Given data:
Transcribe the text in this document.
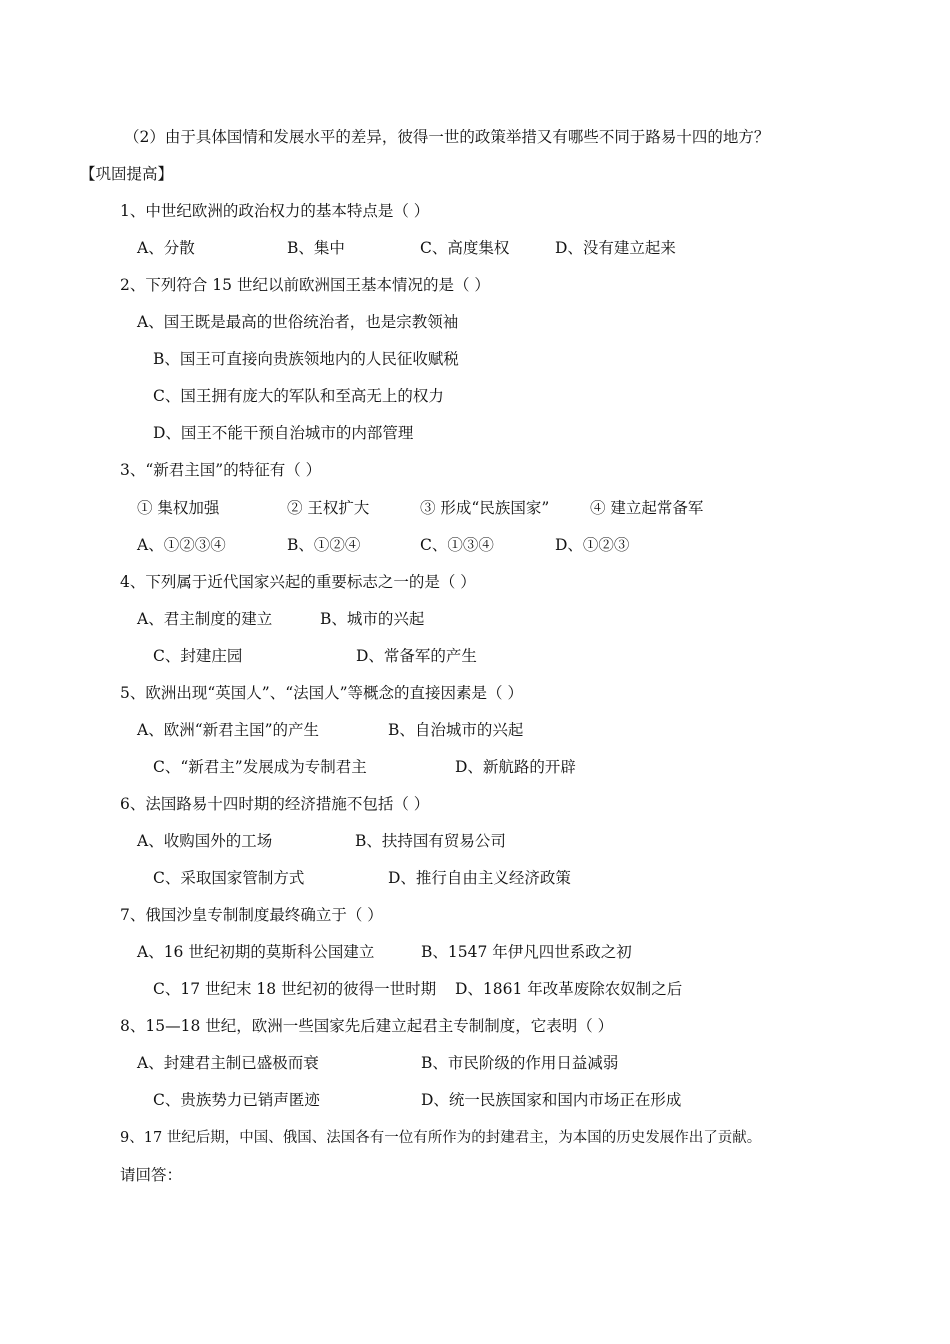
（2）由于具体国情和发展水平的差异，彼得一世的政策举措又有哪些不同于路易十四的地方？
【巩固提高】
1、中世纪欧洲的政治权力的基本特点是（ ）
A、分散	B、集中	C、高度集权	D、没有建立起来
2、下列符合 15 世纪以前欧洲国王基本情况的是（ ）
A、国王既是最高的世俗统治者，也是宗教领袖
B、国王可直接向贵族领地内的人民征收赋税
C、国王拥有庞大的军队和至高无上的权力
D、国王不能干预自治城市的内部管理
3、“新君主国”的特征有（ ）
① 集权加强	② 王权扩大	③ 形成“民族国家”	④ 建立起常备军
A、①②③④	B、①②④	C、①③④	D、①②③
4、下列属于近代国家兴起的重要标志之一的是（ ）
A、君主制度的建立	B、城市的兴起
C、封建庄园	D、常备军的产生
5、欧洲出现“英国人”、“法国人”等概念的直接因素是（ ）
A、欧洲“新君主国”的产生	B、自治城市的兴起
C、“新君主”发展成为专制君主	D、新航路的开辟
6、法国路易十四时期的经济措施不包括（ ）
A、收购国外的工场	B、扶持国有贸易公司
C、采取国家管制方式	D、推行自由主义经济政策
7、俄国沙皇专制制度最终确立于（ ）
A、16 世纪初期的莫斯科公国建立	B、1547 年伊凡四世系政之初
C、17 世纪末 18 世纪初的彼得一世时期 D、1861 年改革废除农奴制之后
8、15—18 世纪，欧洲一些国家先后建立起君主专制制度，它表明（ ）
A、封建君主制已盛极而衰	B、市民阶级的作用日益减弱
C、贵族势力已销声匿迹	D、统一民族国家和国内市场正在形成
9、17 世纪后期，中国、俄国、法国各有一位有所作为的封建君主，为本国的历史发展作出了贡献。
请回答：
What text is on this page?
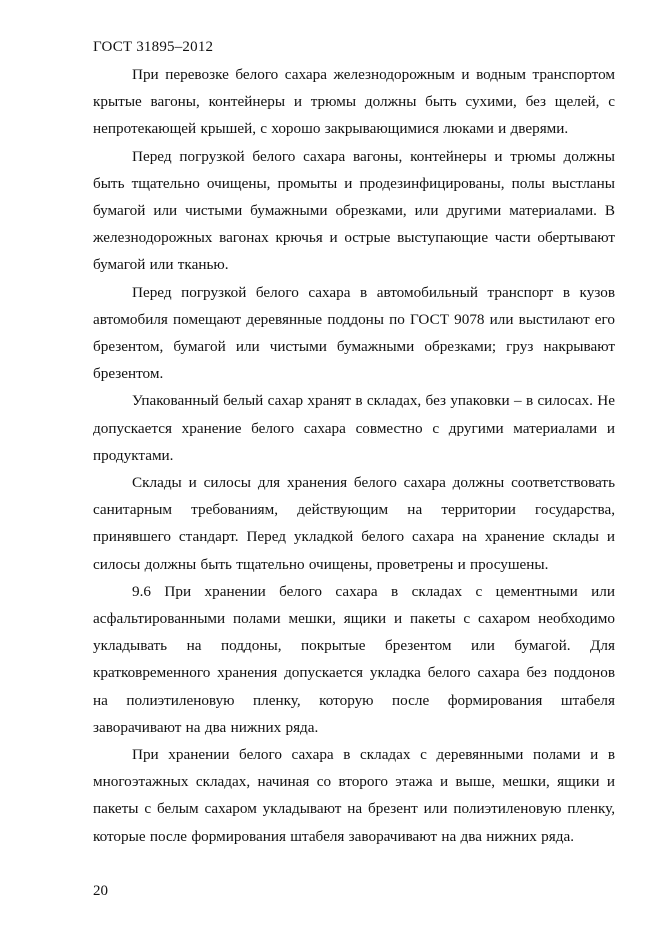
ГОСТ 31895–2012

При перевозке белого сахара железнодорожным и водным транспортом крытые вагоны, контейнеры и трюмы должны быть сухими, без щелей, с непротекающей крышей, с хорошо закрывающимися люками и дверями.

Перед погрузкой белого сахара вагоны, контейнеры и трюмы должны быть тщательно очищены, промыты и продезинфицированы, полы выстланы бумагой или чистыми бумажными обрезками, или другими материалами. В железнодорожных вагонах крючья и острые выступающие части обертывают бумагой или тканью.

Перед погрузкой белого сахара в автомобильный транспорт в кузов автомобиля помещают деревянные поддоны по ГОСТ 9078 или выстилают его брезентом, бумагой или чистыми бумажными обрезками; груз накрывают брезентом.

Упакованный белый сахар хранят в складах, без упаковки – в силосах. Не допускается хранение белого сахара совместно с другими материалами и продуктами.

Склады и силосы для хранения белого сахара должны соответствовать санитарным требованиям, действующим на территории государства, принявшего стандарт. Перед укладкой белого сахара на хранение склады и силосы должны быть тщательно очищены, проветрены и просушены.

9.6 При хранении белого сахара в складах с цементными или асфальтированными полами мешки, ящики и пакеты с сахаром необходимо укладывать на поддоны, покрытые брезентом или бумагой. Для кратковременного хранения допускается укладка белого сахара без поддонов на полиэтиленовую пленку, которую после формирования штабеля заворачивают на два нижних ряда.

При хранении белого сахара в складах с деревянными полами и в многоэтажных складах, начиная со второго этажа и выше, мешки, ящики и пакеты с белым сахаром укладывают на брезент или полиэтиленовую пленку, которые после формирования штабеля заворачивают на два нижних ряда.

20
--
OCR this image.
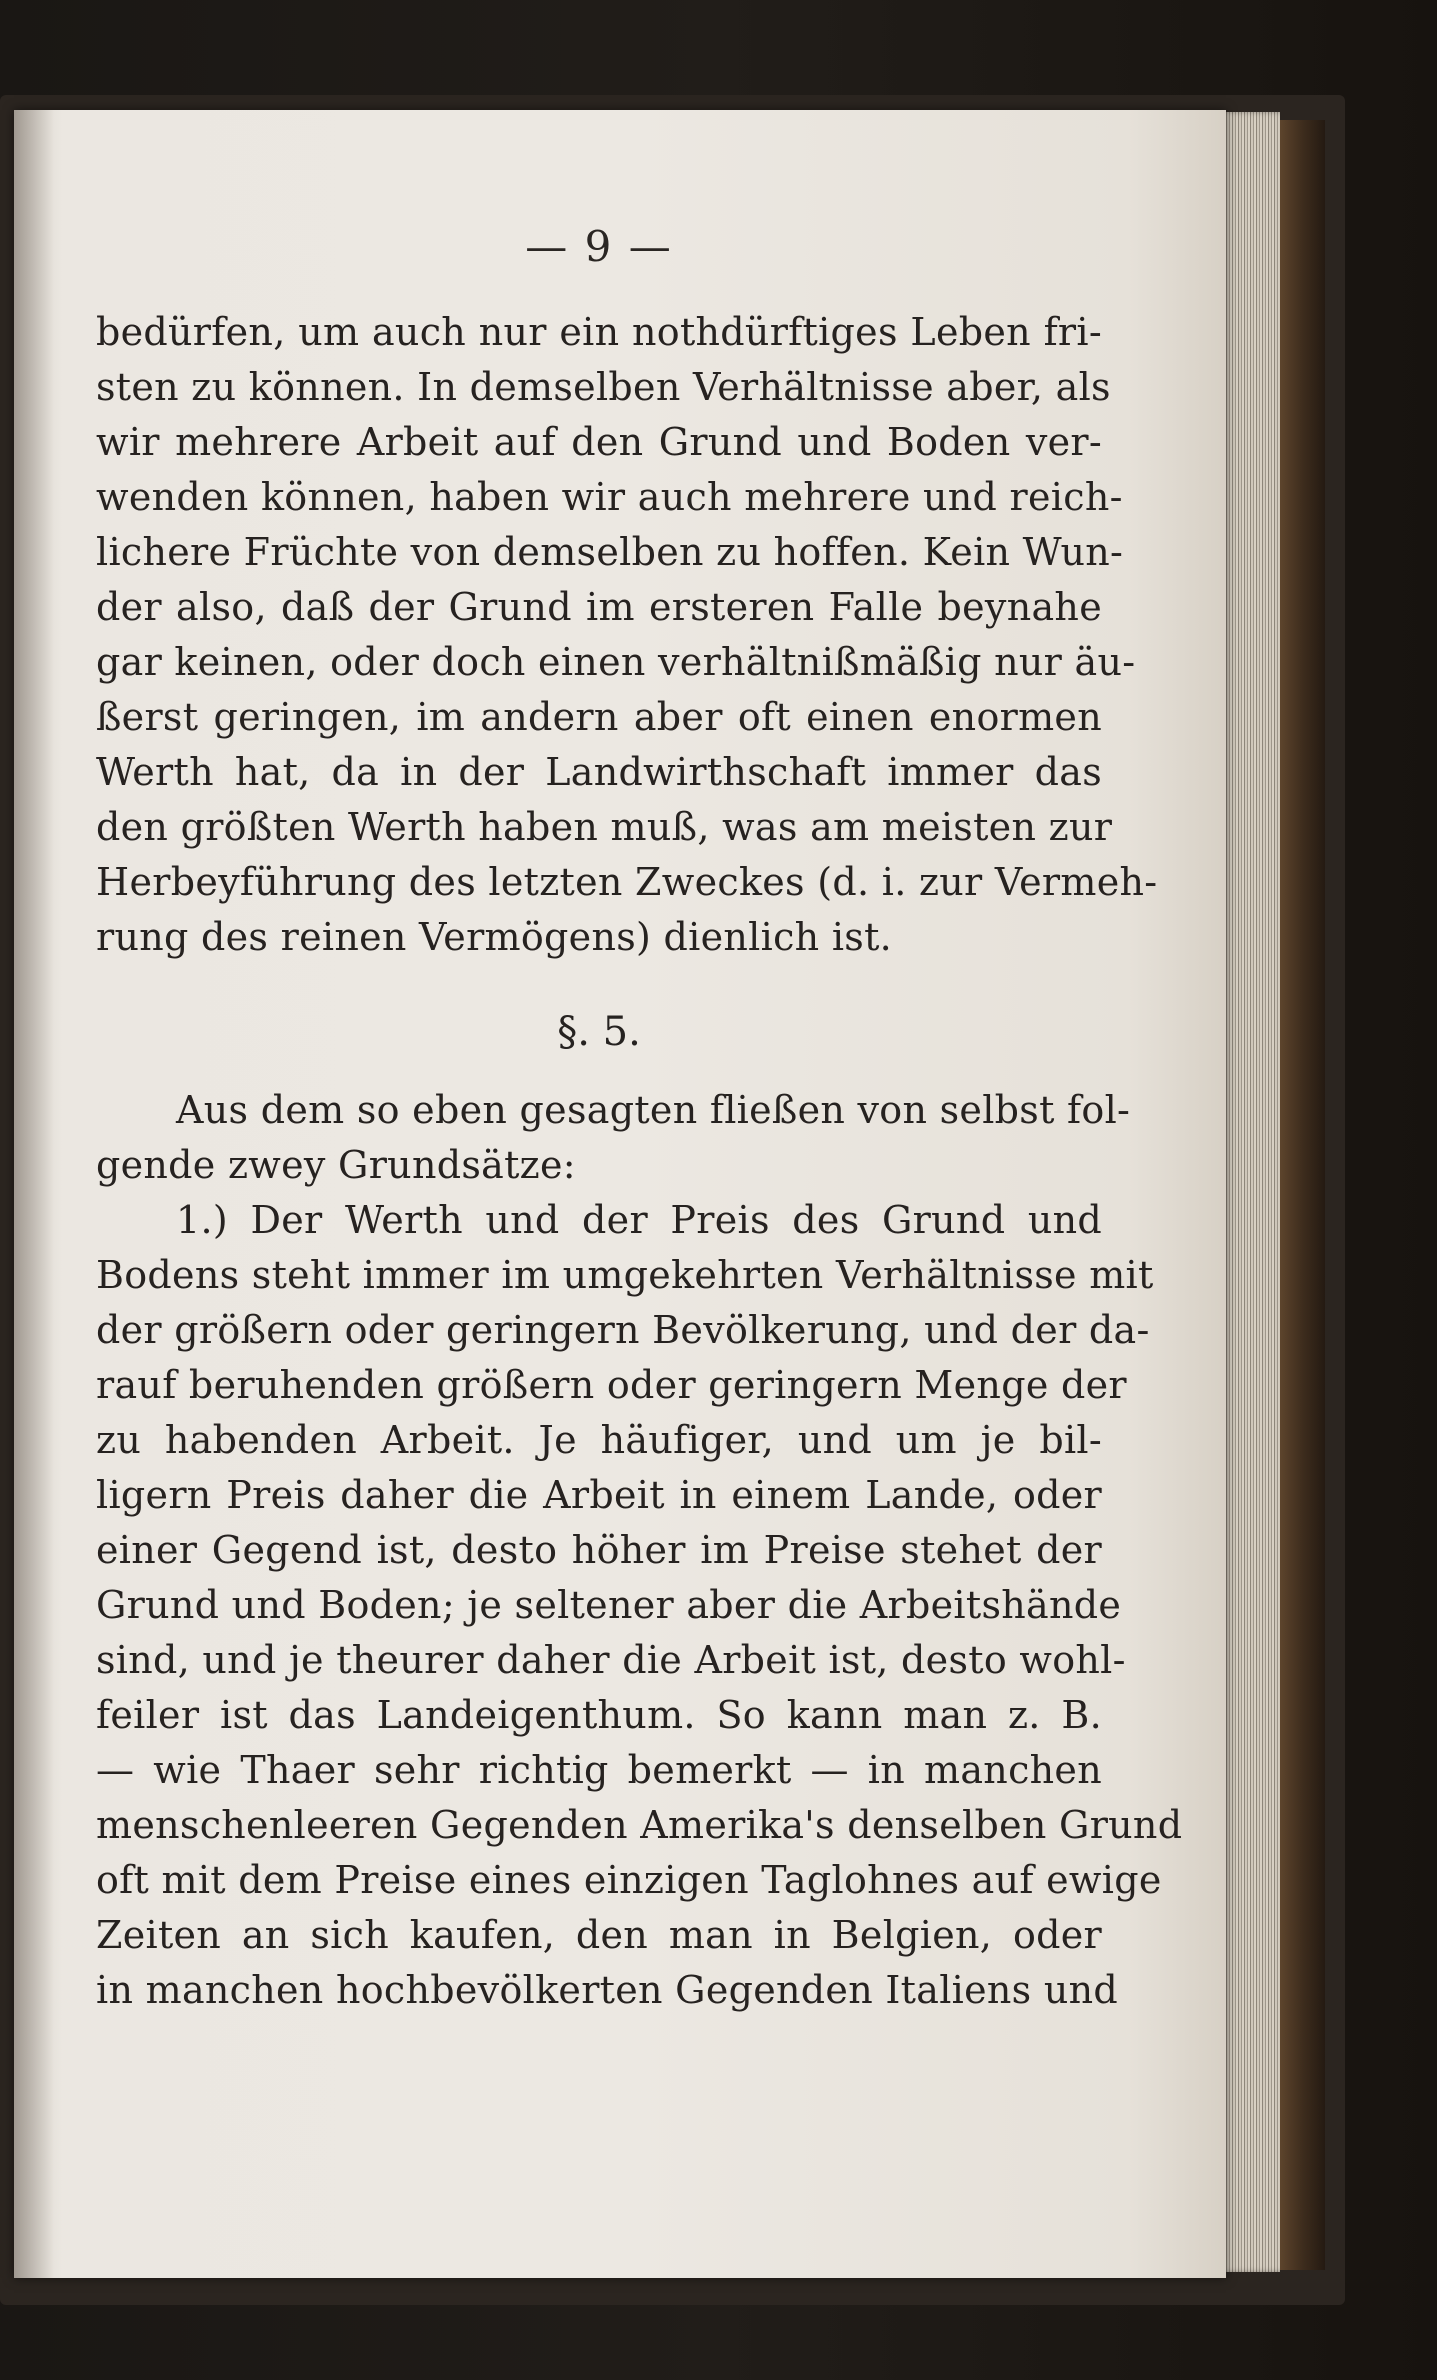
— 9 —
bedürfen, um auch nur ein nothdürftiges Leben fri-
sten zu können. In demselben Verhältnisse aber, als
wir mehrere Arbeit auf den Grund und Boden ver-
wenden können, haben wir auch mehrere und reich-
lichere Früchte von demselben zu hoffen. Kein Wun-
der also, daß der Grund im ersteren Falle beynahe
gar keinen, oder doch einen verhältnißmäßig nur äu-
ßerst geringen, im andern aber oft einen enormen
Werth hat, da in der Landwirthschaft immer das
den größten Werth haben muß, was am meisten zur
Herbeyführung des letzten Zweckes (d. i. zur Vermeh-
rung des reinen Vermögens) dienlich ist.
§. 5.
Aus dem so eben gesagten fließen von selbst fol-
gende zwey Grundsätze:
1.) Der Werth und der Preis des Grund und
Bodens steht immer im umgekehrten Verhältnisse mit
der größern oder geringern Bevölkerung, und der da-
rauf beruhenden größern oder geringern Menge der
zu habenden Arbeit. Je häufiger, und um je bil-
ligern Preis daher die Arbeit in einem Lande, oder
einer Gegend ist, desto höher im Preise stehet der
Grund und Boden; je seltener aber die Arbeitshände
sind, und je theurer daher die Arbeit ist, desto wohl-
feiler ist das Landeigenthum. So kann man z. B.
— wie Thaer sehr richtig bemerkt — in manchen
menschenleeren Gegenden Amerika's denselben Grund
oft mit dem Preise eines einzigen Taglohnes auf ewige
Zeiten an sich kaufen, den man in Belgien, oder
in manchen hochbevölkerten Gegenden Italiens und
...
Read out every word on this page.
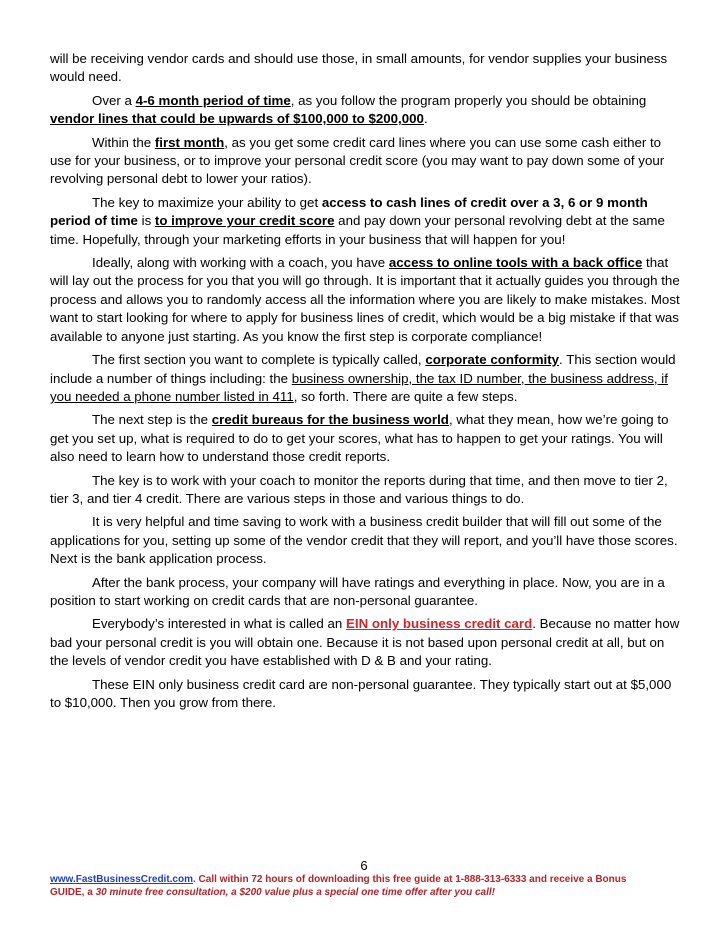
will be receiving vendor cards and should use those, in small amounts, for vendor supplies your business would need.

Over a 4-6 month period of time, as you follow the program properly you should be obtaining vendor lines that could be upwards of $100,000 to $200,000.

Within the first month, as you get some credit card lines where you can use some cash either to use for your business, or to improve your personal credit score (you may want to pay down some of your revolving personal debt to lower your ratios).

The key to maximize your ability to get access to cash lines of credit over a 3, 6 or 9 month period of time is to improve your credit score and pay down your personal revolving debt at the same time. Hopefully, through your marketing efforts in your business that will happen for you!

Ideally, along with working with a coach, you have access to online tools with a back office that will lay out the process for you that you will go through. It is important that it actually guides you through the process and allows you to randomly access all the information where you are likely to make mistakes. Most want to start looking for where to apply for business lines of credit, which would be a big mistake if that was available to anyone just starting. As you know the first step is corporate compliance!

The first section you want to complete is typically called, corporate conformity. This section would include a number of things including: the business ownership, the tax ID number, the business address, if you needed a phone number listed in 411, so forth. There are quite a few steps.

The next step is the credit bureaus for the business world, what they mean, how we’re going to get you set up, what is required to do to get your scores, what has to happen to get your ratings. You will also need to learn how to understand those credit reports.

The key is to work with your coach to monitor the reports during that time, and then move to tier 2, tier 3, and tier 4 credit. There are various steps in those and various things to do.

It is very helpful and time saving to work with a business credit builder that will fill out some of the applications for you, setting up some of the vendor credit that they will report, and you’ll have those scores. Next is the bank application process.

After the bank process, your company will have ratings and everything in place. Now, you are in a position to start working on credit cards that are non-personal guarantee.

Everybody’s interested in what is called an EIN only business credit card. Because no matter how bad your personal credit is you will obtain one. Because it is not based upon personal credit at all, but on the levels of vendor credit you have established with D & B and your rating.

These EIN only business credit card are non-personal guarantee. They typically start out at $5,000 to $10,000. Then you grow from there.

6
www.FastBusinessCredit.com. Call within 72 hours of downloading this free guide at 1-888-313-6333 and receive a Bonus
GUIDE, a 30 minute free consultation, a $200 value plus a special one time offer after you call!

Problem to solve: Write only the number of lines in the records that include the word "geringern".

Solution to this exercise: 2